### Task prompt
Each line of the material below should be reproduced exactly.

--- Records provided ---

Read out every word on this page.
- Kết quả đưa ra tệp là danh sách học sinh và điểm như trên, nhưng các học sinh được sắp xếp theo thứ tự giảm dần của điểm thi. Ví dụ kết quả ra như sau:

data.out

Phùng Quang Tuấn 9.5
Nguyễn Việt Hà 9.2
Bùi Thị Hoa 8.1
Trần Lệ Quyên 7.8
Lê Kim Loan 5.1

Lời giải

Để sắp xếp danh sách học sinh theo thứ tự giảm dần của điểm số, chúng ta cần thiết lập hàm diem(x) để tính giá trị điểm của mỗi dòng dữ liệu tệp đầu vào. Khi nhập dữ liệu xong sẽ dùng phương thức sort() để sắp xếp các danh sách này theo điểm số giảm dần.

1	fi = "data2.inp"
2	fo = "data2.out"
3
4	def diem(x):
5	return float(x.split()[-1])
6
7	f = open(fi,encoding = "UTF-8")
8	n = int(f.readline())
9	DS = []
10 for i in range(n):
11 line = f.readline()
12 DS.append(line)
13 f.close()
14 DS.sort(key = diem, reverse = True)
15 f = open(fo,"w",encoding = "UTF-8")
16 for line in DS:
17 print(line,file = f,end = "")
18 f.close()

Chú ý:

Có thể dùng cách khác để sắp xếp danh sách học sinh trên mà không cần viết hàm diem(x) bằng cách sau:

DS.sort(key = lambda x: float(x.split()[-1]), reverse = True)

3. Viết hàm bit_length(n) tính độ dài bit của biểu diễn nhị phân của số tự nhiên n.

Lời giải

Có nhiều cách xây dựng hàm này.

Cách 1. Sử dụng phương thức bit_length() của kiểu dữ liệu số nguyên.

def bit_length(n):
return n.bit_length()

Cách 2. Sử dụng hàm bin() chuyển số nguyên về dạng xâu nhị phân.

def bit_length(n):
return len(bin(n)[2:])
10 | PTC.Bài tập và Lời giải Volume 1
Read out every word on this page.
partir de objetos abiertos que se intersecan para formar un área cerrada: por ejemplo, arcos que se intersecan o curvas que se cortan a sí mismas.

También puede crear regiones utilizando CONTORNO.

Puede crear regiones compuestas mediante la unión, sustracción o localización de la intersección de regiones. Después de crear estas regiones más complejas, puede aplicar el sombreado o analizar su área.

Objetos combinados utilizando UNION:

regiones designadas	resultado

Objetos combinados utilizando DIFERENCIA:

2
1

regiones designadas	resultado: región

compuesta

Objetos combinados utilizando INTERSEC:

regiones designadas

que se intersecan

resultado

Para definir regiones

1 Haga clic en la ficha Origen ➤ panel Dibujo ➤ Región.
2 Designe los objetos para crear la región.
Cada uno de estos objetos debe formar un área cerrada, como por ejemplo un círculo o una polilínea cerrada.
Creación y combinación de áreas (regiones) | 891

---

### Exercise response
Read out every word on this page.
- Kết quả đưa ra tệp là danh sách học sinh và điểm như trên, nhưng các học sinh được sắp xếp theo thứ tự giảm dần của điểm thi. Ví dụ kết quả ra như sau:

data.out

Phùng Quang Tuấn 9.5
Nguyễn Việt Hà 9.2
Bùi Thị Hoa 8.1
Trần Lệ Quyên 7.8
Lê Kim Loan 5.1

Lời giải

Để sắp xếp danh sách học sinh theo thứ tự giảm dần của điểm số, chúng ta cần thiết lập hàm diem(x) để tính giá trị điểm của mỗi dòng dữ liệu tệp đầu vào. Khi nhập dữ liệu xong sẽ dùng phương thức sort() để sắp xếp các danh sách này theo điểm số giảm dần.

1	fi = "data2.inp"
2	fo = "data2.out"
3
4	def diem(x):
5	return float(x.split()[-1])
6
7	f = open(fi,encoding = "UTF-8")
8	n = int(f.readline())
9	DS = []
10 for i in range(n):
11 line = f.readline()
12 DS.append(line)
13 f.close()
14 DS.sort(key = diem, reverse = True)
15 f = open(fo,"w",encoding = "UTF-8")
16 for line in DS:
17 print(line,file = f,end = "")
18 f.close()

Chú ý:

Có thể dùng cách khác để sắp xếp danh sách học sinh trên mà không cần viết hàm diem(x) bằng cách sau:

DS.sort(key = lambda x: float(x.split()[-1]), reverse = True)

3. Viết hàm bit_length(n) tính độ dài bit của biểu diễn nhị phân của số tự nhiên n.

Lời giải

Có nhiều cách xây dựng hàm này.

Cách 1. Sử dụng phương thức bit_length() của kiểu dữ liệu số nguyên.

def bit_length(n):
return n.bit_length()

Cách 2. Sử dụng hàm bin() chuyển số nguyên về dạng xâu nhị phân.

def bit_length(n):
return len(bin(n)[2:])
10 | PTC.Bài tập và Lời giải Volume 1
Read out every word on this page.
partir de objetos abiertos que se intersecan para formar un área cerrada: por ejemplo, arcos que se intersecan o curvas que se cortan a sí mismas.

También puede crear regiones utilizando CONTORNO.

Puede crear regiones compuestas mediante la unión, sustracción o localización de la intersección de regiones. Después de crear estas regiones más complejas, puede aplicar el sombreado o analizar su área.

Objetos combinados utilizando UNION:

regiones designadas	resultado

Objetos combinados utilizando DIFERENCIA:

2
1

regiones designadas	resultado: región

compuesta

Objetos combinados utilizando INTERSEC:

regiones designadas

que se intersecan

resultado

Para definir regiones

1 Haga clic en la ficha Origen ➤ panel Dibujo ➤ Región.
2 Designe los objetos para crear la región.
Cada uno de estos objetos debe formar un área cerrada, como por ejemplo un círculo o una polilínea cerrada.
Creación y combinación de áreas (regiones) | 891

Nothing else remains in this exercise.